─── PASSAGE TO READ ───

Playing around with the mbuf structure, trying to reduce the use of the
second cache line in some common scenarios.

v6:
* Update the rte_kni_mbuf to match the rte_mbuf modifications.
v5:
* Fix rte_pktmbuf_chain() for the case where the head is a single segment.
v4:
* Use tabs, not spaces.
* Fix copy-paste bug in linearize.
v3:
* Make 'next' depend on 'nb_segs' > 1.
* Implement new interpretation of 'nb_segs' in i40e PMD.
v2:
* Remove BUILD_BUG_ON in cnxk PMD.

─── DATA RECORDS ───

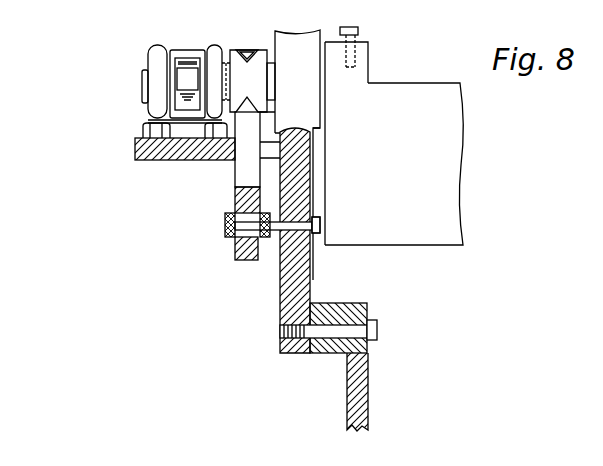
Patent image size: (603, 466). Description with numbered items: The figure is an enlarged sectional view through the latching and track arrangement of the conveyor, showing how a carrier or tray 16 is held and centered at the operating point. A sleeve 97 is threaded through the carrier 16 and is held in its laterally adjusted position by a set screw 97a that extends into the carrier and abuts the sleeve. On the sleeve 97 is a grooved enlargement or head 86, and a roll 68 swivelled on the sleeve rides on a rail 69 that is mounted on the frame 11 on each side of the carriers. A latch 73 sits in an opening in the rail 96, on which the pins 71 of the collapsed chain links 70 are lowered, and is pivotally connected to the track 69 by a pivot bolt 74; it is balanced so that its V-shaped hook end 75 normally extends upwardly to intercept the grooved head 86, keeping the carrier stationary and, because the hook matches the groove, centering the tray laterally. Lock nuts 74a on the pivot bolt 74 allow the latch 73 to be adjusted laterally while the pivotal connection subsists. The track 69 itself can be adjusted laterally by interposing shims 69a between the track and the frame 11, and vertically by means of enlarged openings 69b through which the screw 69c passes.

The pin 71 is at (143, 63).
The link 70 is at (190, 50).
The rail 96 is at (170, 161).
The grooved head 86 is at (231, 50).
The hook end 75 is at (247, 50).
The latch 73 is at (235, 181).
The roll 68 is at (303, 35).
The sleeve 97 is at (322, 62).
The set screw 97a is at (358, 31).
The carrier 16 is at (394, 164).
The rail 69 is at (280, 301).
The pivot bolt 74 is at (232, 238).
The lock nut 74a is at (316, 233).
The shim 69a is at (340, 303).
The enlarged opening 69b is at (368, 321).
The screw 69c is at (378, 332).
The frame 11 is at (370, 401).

───
─── DATA RECORDS ───

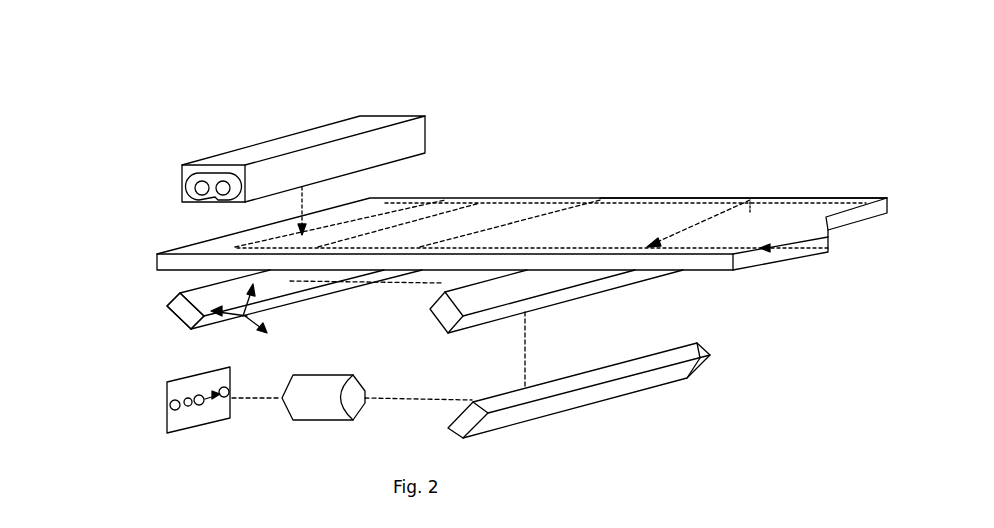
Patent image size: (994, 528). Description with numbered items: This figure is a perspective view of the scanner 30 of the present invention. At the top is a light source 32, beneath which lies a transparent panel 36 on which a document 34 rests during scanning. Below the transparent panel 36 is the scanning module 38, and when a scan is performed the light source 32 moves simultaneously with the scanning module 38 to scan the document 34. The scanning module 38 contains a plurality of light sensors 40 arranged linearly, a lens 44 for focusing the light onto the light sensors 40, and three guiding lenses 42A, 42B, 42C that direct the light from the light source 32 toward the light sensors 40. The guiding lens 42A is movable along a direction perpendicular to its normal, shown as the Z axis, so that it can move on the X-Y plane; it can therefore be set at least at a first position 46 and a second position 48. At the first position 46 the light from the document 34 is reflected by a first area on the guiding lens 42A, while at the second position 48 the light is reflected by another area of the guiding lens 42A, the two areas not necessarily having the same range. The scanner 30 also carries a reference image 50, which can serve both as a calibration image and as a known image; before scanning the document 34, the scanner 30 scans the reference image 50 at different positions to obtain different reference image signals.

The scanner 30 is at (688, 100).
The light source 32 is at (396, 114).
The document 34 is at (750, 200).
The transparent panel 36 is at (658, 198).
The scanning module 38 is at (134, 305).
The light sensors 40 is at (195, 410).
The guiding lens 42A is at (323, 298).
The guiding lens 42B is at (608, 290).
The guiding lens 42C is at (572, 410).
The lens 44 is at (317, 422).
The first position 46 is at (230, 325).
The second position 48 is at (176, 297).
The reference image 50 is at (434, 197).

───

* **TASK INSTRUCTIONS**
[A] Translate the sentence "Fix rte_pktmbuf_chain() for the case where the head is a single segment." from the mbuf changelog into Spanish.
[B] Continue the mbuf changelog, starting right after its final entry.

* **EXPECTED ANSWERS**
[A] Corregir rte_pktmbuf_chain() para el caso en que la cabeza es un único segmento.

[B]
Signed-off-by: Morten Brørup <mb@smartsharesystems.com>
---
 drivers/net/cnxk/cn10k_ethdev.c          |  2 ++
 drivers/net/cnxk/cn9k_ethdev.c           |  2 ++
 drivers/net/i40e/i40e_rxtx.c             |  9 ++++--
 drivers/net/i40e/i40e_rxtx_vec_altivec.c |  4 +++
 drivers/net/i40e/i40e_rxtx_vec_common.h  |  2 ++
 drivers/net/i40e/i40e_rxtx_vec_neon.c    |  4 +++
 lib/kni/rte_kni_common.h                 | 12 ++++++--
 lib/mbuf/rte_mbuf.c                      | 39 +++++++++++++-----------
 lib/mbuf/rte_mbuf.h                      | 24 ++++++++-------
 lib/mbuf/rte_mbuf_core.h                 | 38 +++++++++++------------
 10 files changed, 83 insertions(+), 53 deletions(-)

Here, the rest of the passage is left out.